## OBJECTIVE
What follows is a listing; restate every line of it word for word.

— start —

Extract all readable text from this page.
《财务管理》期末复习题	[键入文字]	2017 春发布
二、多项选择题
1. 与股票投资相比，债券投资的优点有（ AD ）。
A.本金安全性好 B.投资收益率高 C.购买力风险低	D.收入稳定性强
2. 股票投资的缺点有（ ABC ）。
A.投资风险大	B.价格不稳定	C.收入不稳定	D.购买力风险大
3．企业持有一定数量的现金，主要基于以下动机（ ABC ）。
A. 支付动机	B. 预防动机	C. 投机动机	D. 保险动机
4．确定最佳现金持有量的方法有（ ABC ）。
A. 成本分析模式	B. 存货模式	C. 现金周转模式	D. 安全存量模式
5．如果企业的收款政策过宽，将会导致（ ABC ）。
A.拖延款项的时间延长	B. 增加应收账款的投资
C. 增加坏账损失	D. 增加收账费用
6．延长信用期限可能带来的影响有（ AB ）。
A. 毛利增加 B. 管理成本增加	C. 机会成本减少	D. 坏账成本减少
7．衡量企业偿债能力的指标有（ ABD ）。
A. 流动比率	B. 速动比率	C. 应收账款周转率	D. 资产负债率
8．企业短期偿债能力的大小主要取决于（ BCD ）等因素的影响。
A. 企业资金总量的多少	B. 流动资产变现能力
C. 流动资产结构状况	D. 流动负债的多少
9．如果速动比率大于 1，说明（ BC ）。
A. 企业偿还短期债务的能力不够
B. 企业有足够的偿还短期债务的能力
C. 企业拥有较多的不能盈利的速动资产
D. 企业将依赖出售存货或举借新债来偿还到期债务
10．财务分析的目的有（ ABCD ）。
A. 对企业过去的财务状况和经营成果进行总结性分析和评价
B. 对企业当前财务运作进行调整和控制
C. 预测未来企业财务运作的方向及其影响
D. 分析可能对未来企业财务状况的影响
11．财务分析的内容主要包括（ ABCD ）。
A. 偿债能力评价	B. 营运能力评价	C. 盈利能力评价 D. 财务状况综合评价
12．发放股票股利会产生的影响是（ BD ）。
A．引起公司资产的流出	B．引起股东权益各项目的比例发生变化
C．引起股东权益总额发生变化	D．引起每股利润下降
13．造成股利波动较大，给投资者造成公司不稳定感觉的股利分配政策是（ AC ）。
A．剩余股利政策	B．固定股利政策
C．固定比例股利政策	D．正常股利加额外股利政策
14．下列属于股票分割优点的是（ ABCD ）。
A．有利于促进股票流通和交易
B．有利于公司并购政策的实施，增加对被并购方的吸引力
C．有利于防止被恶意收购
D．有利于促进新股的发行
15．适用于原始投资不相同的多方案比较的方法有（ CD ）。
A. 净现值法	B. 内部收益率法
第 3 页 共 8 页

— end —

## OUTPUT OF THE TASK
Extract all readable text from this page.
《财务管理》期末复习题	[键入文字]	2017 春发布
二、多项选择题
1. 与股票投资相比，债券投资的优点有（ AD ）。
A.本金安全性好 B.投资收益率高 C.购买力风险低	D.收入稳定性强
2. 股票投资的缺点有（ ABC ）。
A.投资风险大	B.价格不稳定	C.收入不稳定	D.购买力风险大
3．企业持有一定数量的现金，主要基于以下动机（ ABC ）。
A. 支付动机	B. 预防动机	C. 投机动机	D. 保险动机
4．确定最佳现金持有量的方法有（ ABC ）。
A. 成本分析模式	B. 存货模式	C. 现金周转模式	D. 安全存量模式
5．如果企业的收款政策过宽，将会导致（ ABC ）。
A.拖延款项的时间延长	B. 增加应收账款的投资
C. 增加坏账损失	D. 增加收账费用
6．延长信用期限可能带来的影响有（ AB ）。
A. 毛利增加 B. 管理成本增加	C. 机会成本减少	D. 坏账成本减少
7．衡量企业偿债能力的指标有（ ABD ）。
A. 流动比率	B. 速动比率	C. 应收账款周转率	D. 资产负债率
8．企业短期偿债能力的大小主要取决于（ BCD ）等因素的影响。
A. 企业资金总量的多少	B. 流动资产变现能力
C. 流动资产结构状况	D. 流动负债的多少
9．如果速动比率大于 1，说明（ BC ）。
A. 企业偿还短期债务的能力不够
B. 企业有足够的偿还短期债务的能力
C. 企业拥有较多的不能盈利的速动资产
D. 企业将依赖出售存货或举借新债来偿还到期债务
10．财务分析的目的有（ ABCD ）。
A. 对企业过去的财务状况和经营成果进行总结性分析和评价
B. 对企业当前财务运作进行调整和控制
C. 预测未来企业财务运作的方向及其影响
D. 分析可能对未来企业财务状况的影响
11．财务分析的内容主要包括（ ABCD ）。
A. 偿债能力评价	B. 营运能力评价	C. 盈利能力评价 D. 财务状况综合评价
12．发放股票股利会产生的影响是（ BD ）。
A．引起公司资产的流出	B．引起股东权益各项目的比例发生变化
C．引起股东权益总额发生变化	D．引起每股利润下降
13．造成股利波动较大，给投资者造成公司不稳定感觉的股利分配政策是（ AC ）。
A．剩余股利政策	B．固定股利政策
C．固定比例股利政策	D．正常股利加额外股利政策
14．下列属于股票分割优点的是（ ABCD ）。
A．有利于促进股票流通和交易
B．有利于公司并购政策的实施，增加对被并购方的吸引力
C．有利于防止被恶意收购
D．有利于促进新股的发行
15．适用于原始投资不相同的多方案比较的方法有（ CD ）。
A. 净现值法	B. 内部收益率法
第 3 页 共 8 页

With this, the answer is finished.